(A block of data)
===============
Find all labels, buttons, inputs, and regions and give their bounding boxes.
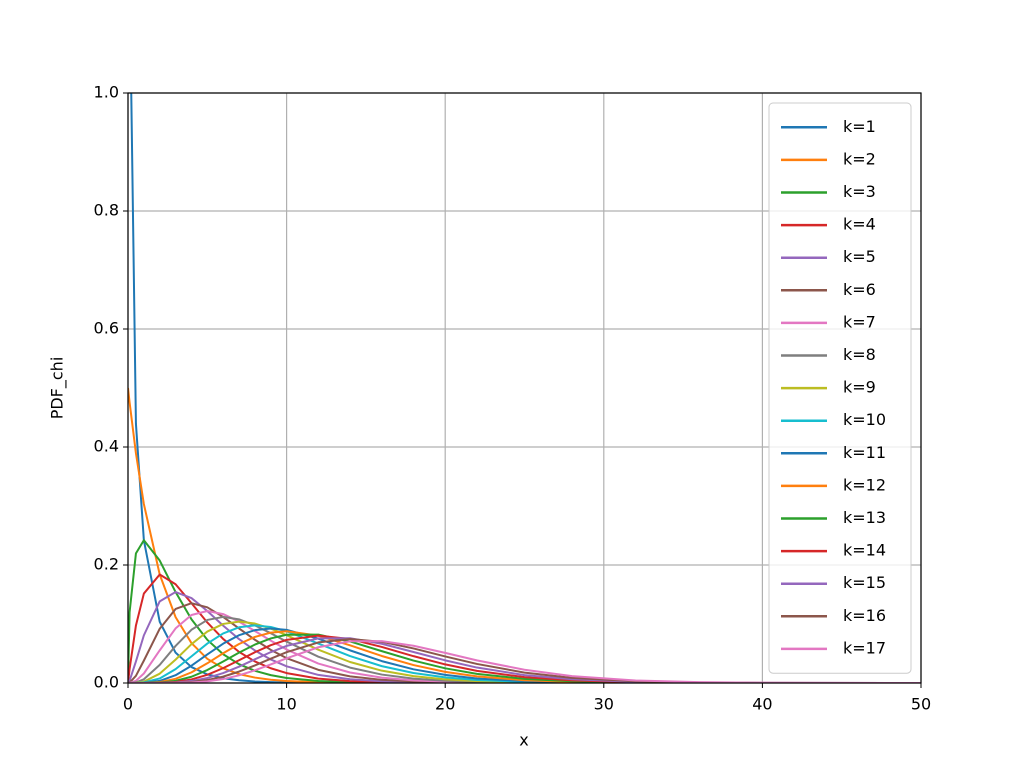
legend-label: k=8 — [843, 345, 876, 364]
legend-label: k=6 — [843, 280, 876, 299]
x-tick-label: 50 — [911, 695, 931, 714]
series-line — [128, 573, 921, 683]
legend-label: k=10 — [843, 410, 886, 429]
legend-label: k=17 — [843, 638, 886, 657]
legend-box — [768, 102, 912, 674]
series-line — [128, 638, 921, 683]
legend-label: k=3 — [843, 182, 876, 201]
x-axis-label: x — [519, 731, 528, 750]
legend-label: k=11 — [843, 443, 886, 462]
series-line — [128, 591, 921, 683]
legend-label: k=5 — [843, 247, 876, 266]
x-tick-label: 20 — [435, 695, 455, 714]
legend: k=1 k=2 k=3 k=4 k=5 k=6 k=7 k=8 k=9 k=10 k=11 k=12 k… — [768, 102, 912, 674]
y-tick-label: 1.0 — [94, 83, 119, 102]
legend-label: k=14 — [843, 541, 886, 560]
x-tick-label: 10 — [276, 695, 296, 714]
legend-label: k=4 — [843, 215, 876, 234]
y-tick-label: 0.0 — [94, 673, 119, 692]
series-line — [128, 539, 921, 683]
y-tick-label: 0.2 — [94, 555, 119, 574]
legend-label: k=9 — [843, 378, 876, 397]
x-tick-label: 0 — [123, 695, 133, 714]
legend-label: k=7 — [843, 312, 876, 331]
ticks: 0 10 20 30 40 50 0.0 0.2 0.4 0.6 0.8 1.0 — [94, 83, 932, 714]
legend-label: k=16 — [843, 606, 886, 625]
axes-frame — [127, 92, 922, 684]
legend-label: k=2 — [843, 149, 876, 168]
y-tick-label: 0.4 — [94, 437, 119, 456]
x-tick-label: 40 — [752, 695, 772, 714]
x-tick-label: 30 — [594, 695, 614, 714]
y-axis-label: PDF_chi — [48, 357, 68, 420]
legend-label: k=1 — [843, 117, 876, 136]
y-tick-label: 0.8 — [94, 201, 119, 220]
legend-label: k=13 — [843, 508, 886, 527]
series-line — [128, 640, 921, 683]
legend-label: k=12 — [843, 475, 886, 494]
legend-label: k=15 — [843, 573, 886, 592]
y-tick-label: 0.6 — [94, 319, 119, 338]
===============
Reproduce every one of the lines above word for word, leaving out the pictures.

*Answer for the task*:
Find all labels, buttons, inputs, and regions and give their bounding boxes.
legend-label: k=8 — [843, 345, 876, 364]
legend-label: k=6 — [843, 280, 876, 299]
x-tick-label: 50 — [911, 695, 931, 714]
series-line — [128, 573, 921, 683]
legend-label: k=10 — [843, 410, 886, 429]
legend-label: k=17 — [843, 638, 886, 657]
legend-box — [768, 102, 912, 674]
series-line — [128, 638, 921, 683]
legend-label: k=3 — [843, 182, 876, 201]
x-axis-label: x — [519, 731, 528, 750]
legend-label: k=11 — [843, 443, 886, 462]
series-line — [128, 591, 921, 683]
legend-label: k=5 — [843, 247, 876, 266]
x-tick-label: 20 — [435, 695, 455, 714]
legend: k=1 k=2 k=3 k=4 k=5 k=6 k=7 k=8 k=9 k=10 k=11 k=12 k… — [768, 102, 912, 674]
y-tick-label: 1.0 — [94, 83, 119, 102]
legend-label: k=14 — [843, 541, 886, 560]
x-tick-label: 10 — [276, 695, 296, 714]
legend-label: k=4 — [843, 215, 876, 234]
y-tick-label: 0.0 — [94, 673, 119, 692]
series-line — [128, 539, 921, 683]
y-tick-label: 0.2 — [94, 555, 119, 574]
legend-label: k=9 — [843, 378, 876, 397]
x-tick-label: 0 — [123, 695, 133, 714]
legend-label: k=7 — [843, 312, 876, 331]
ticks: 0 10 20 30 40 50 0.0 0.2 0.4 0.6 0.8 1.0 — [94, 83, 932, 714]
legend-label: k=16 — [843, 606, 886, 625]
axes-frame — [127, 92, 922, 684]
legend-label: k=2 — [843, 149, 876, 168]
y-tick-label: 0.4 — [94, 437, 119, 456]
x-tick-label: 40 — [752, 695, 772, 714]
x-tick-label: 30 — [594, 695, 614, 714]
y-axis-label: PDF_chi — [48, 357, 68, 420]
legend-label: k=1 — [843, 117, 876, 136]
y-tick-label: 0.8 — [94, 201, 119, 220]
legend-label: k=13 — [843, 508, 886, 527]
series-line — [128, 640, 921, 683]
legend-label: k=12 — [843, 475, 886, 494]
legend-label: k=15 — [843, 573, 886, 592]
y-tick-label: 0.6 — [94, 319, 119, 338]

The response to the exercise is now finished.